* **DIRECTIONS**: Below are some records. Copy every line in them that holds "text".

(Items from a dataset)
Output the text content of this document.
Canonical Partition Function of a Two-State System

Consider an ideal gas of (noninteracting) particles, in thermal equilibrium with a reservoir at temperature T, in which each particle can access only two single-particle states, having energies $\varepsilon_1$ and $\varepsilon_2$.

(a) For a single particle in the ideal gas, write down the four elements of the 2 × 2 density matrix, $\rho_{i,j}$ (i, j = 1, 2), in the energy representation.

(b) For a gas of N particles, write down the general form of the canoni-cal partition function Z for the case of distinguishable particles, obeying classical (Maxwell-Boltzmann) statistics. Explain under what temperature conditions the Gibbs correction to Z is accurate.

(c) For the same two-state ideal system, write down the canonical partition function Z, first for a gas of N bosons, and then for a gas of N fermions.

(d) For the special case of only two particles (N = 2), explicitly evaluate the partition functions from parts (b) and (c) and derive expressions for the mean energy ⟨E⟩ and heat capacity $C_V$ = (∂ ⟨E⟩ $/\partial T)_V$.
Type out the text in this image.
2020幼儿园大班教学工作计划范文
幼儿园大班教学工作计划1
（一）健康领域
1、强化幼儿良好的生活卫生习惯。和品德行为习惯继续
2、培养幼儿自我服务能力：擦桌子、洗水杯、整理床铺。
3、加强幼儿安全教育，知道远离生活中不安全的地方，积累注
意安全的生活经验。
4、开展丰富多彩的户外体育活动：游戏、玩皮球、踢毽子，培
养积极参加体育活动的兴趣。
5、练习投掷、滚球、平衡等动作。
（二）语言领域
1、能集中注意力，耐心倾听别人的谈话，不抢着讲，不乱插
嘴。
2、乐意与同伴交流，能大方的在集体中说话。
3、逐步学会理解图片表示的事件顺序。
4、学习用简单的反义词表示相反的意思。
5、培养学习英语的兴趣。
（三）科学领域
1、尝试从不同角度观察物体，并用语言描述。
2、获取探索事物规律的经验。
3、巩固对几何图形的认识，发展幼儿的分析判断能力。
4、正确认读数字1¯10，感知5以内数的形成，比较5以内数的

* **ANSWER TO THIS EXERCISE**:
Output the text content of this document.
Type out the text in this image.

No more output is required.